### INFORMATION SUPPLIED
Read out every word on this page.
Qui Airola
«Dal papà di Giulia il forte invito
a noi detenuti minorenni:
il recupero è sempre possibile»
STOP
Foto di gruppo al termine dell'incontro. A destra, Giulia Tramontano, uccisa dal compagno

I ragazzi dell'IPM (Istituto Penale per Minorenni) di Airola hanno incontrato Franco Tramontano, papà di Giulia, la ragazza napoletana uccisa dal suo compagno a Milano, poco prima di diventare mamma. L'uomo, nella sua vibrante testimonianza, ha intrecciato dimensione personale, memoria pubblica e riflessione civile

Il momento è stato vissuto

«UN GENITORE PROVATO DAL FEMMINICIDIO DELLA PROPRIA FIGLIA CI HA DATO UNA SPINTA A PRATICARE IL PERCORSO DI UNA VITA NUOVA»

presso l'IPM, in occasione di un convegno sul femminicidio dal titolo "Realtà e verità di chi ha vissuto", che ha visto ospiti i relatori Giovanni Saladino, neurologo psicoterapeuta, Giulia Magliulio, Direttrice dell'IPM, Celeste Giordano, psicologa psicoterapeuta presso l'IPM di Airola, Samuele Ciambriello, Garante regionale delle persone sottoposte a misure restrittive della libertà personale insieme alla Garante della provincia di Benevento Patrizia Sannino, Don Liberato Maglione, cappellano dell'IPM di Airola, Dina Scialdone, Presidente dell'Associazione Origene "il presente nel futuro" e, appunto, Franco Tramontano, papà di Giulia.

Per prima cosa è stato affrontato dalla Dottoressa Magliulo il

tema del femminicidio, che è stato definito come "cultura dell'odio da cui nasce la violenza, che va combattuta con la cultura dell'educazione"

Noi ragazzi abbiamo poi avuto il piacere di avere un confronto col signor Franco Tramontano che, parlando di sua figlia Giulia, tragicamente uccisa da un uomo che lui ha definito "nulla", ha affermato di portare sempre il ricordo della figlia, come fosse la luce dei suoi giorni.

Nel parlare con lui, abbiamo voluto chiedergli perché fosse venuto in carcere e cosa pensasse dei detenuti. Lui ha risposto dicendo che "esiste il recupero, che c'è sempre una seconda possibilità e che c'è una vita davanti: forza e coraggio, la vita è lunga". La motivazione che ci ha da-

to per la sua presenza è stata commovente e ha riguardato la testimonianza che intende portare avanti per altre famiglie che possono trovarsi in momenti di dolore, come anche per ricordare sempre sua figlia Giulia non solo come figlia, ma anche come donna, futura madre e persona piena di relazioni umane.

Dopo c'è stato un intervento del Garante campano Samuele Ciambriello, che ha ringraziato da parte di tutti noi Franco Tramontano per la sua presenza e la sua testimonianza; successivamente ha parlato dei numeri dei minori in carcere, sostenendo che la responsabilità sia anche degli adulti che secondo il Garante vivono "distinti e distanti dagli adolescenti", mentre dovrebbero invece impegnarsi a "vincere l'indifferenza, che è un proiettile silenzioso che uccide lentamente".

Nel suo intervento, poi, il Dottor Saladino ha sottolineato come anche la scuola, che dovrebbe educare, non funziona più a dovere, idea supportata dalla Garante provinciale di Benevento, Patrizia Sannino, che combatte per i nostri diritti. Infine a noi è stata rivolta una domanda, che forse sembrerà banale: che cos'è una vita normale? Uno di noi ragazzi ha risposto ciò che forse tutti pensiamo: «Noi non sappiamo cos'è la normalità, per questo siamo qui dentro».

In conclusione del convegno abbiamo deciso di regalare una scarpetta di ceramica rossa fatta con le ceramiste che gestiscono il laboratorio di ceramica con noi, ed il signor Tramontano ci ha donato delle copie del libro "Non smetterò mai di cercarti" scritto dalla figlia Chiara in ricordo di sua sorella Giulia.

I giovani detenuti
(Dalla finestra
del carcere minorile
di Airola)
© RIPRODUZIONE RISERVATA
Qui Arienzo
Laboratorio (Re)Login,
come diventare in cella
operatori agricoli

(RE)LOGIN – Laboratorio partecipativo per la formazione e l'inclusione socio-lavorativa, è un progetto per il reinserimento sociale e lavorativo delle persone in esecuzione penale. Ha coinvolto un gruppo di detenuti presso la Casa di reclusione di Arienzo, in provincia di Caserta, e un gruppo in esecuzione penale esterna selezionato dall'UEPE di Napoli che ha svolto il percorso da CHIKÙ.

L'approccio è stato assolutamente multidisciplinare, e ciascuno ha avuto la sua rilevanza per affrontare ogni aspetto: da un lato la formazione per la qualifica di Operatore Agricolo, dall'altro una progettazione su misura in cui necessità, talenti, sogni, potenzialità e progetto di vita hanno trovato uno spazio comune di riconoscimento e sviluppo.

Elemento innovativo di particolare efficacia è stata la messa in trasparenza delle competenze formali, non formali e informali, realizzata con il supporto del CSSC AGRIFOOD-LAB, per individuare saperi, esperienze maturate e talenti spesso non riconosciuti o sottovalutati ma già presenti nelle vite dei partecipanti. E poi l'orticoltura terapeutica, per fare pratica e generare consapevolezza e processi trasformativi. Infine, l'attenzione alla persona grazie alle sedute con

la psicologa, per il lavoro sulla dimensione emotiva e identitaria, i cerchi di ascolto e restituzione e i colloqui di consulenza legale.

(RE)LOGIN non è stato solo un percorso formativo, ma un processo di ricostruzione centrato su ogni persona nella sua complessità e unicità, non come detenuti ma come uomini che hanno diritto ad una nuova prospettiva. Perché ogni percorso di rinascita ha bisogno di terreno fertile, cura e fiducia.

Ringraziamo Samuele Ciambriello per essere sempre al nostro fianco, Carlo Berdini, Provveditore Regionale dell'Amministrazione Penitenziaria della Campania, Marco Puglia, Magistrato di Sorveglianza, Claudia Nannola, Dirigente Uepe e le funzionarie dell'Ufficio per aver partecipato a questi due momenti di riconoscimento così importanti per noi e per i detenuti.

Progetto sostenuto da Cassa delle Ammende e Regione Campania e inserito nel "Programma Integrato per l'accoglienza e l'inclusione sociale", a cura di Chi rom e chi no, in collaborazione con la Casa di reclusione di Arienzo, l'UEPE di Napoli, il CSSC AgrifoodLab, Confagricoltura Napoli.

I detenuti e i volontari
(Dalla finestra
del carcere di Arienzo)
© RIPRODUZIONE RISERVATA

### DIRECTIONS FOR THIS TASK
Repeat all the records. Match each line exactly.

### EXERCISE SOLUTION
Read out every word on this page.
Qui Airola
«Dal papà di Giulia il forte invito
a noi detenuti minorenni:
il recupero è sempre possibile»
STOP
Foto di gruppo al termine dell'incontro. A destra, Giulia Tramontano, uccisa dal compagno

I ragazzi dell'IPM (Istituto Penale per Minorenni) di Airola hanno incontrato Franco Tramontano, papà di Giulia, la ragazza napoletana uccisa dal suo compagno a Milano, poco prima di diventare mamma. L'uomo, nella sua vibrante testimonianza, ha intrecciato dimensione personale, memoria pubblica e riflessione civile

Il momento è stato vissuto

«UN GENITORE PROVATO DAL FEMMINICIDIO DELLA PROPRIA FIGLIA CI HA DATO UNA SPINTA A PRATICARE IL PERCORSO DI UNA VITA NUOVA»

presso l'IPM, in occasione di un convegno sul femminicidio dal titolo "Realtà e verità di chi ha vissuto", che ha visto ospiti i relatori Giovanni Saladino, neurologo psicoterapeuta, Giulia Magliulio, Direttrice dell'IPM, Celeste Giordano, psicologa psicoterapeuta presso l'IPM di Airola, Samuele Ciambriello, Garante regionale delle persone sottoposte a misure restrittive della libertà personale insieme alla Garante della provincia di Benevento Patrizia Sannino, Don Liberato Maglione, cappellano dell'IPM di Airola, Dina Scialdone, Presidente dell'Associazione Origene "il presente nel futuro" e, appunto, Franco Tramontano, papà di Giulia.

Per prima cosa è stato affrontato dalla Dottoressa Magliulo il

tema del femminicidio, che è stato definito come "cultura dell'odio da cui nasce la violenza, che va combattuta con la cultura dell'educazione"

Noi ragazzi abbiamo poi avuto il piacere di avere un confronto col signor Franco Tramontano che, parlando di sua figlia Giulia, tragicamente uccisa da un uomo che lui ha definito "nulla", ha affermato di portare sempre il ricordo della figlia, come fosse la luce dei suoi giorni.

Nel parlare con lui, abbiamo voluto chiedergli perché fosse venuto in carcere e cosa pensasse dei detenuti. Lui ha risposto dicendo che "esiste il recupero, che c'è sempre una seconda possibilità e che c'è una vita davanti: forza e coraggio, la vita è lunga". La motivazione che ci ha da-

to per la sua presenza è stata commovente e ha riguardato la testimonianza che intende portare avanti per altre famiglie che possono trovarsi in momenti di dolore, come anche per ricordare sempre sua figlia Giulia non solo come figlia, ma anche come donna, futura madre e persona piena di relazioni umane.

Dopo c'è stato un intervento del Garante campano Samuele Ciambriello, che ha ringraziato da parte di tutti noi Franco Tramontano per la sua presenza e la sua testimonianza; successivamente ha parlato dei numeri dei minori in carcere, sostenendo che la responsabilità sia anche degli adulti che secondo il Garante vivono "distinti e distanti dagli adolescenti", mentre dovrebbero invece impegnarsi a "vincere l'indifferenza, che è un proiettile silenzioso che uccide lentamente".

Nel suo intervento, poi, il Dottor Saladino ha sottolineato come anche la scuola, che dovrebbe educare, non funziona più a dovere, idea supportata dalla Garante provinciale di Benevento, Patrizia Sannino, che combatte per i nostri diritti. Infine a noi è stata rivolta una domanda, che forse sembrerà banale: che cos'è una vita normale? Uno di noi ragazzi ha risposto ciò che forse tutti pensiamo: «Noi non sappiamo cos'è la normalità, per questo siamo qui dentro».

In conclusione del convegno abbiamo deciso di regalare una scarpetta di ceramica rossa fatta con le ceramiste che gestiscono il laboratorio di ceramica con noi, ed il signor Tramontano ci ha donato delle copie del libro "Non smetterò mai di cercarti" scritto dalla figlia Chiara in ricordo di sua sorella Giulia.

I giovani detenuti
(Dalla finestra
del carcere minorile
di Airola)
© RIPRODUZIONE RISERVATA
Qui Arienzo
Laboratorio (Re)Login,
come diventare in cella
operatori agricoli

(RE)LOGIN – Laboratorio partecipativo per la formazione e l'inclusione socio-lavorativa, è un progetto per il reinserimento sociale e lavorativo delle persone in esecuzione penale. Ha coinvolto un gruppo di detenuti presso la Casa di reclusione di Arienzo, in provincia di Caserta, e un gruppo in esecuzione penale esterna selezionato dall'UEPE di Napoli che ha svolto il percorso da CHIKÙ.

L'approccio è stato assolutamente multidisciplinare, e ciascuno ha avuto la sua rilevanza per affrontare ogni aspetto: da un lato la formazione per la qualifica di Operatore Agricolo, dall'altro una progettazione su misura in cui necessità, talenti, sogni, potenzialità e progetto di vita hanno trovato uno spazio comune di riconoscimento e sviluppo.

Elemento innovativo di particolare efficacia è stata la messa in trasparenza delle competenze formali, non formali e informali, realizzata con il supporto del CSSC AGRIFOOD-LAB, per individuare saperi, esperienze maturate e talenti spesso non riconosciuti o sottovalutati ma già presenti nelle vite dei partecipanti. E poi l'orticoltura terapeutica, per fare pratica e generare consapevolezza e processi trasformativi. Infine, l'attenzione alla persona grazie alle sedute con

la psicologa, per il lavoro sulla dimensione emotiva e identitaria, i cerchi di ascolto e restituzione e i colloqui di consulenza legale.

(RE)LOGIN non è stato solo un percorso formativo, ma un processo di ricostruzione centrato su ogni persona nella sua complessità e unicità, non come detenuti ma come uomini che hanno diritto ad una nuova prospettiva. Perché ogni percorso di rinascita ha bisogno di terreno fertile, cura e fiducia.

Ringraziamo Samuele Ciambriello per essere sempre al nostro fianco, Carlo Berdini, Provveditore Regionale dell'Amministrazione Penitenziaria della Campania, Marco Puglia, Magistrato di Sorveglianza, Claudia Nannola, Dirigente Uepe e le funzionarie dell'Ufficio per aver partecipato a questi due momenti di riconoscimento così importanti per noi e per i detenuti.

Progetto sostenuto da Cassa delle Ammende e Regione Campania e inserito nel "Programma Integrato per l'accoglienza e l'inclusione sociale", a cura di Chi rom e chi no, in collaborazione con la Casa di reclusione di Arienzo, l'UEPE di Napoli, il CSSC AgrifoodLab, Confagricoltura Napoli.

I detenuti e i volontari
(Dalla finestra
del carcere di Arienzo)
© RIPRODUZIONE RISERVATA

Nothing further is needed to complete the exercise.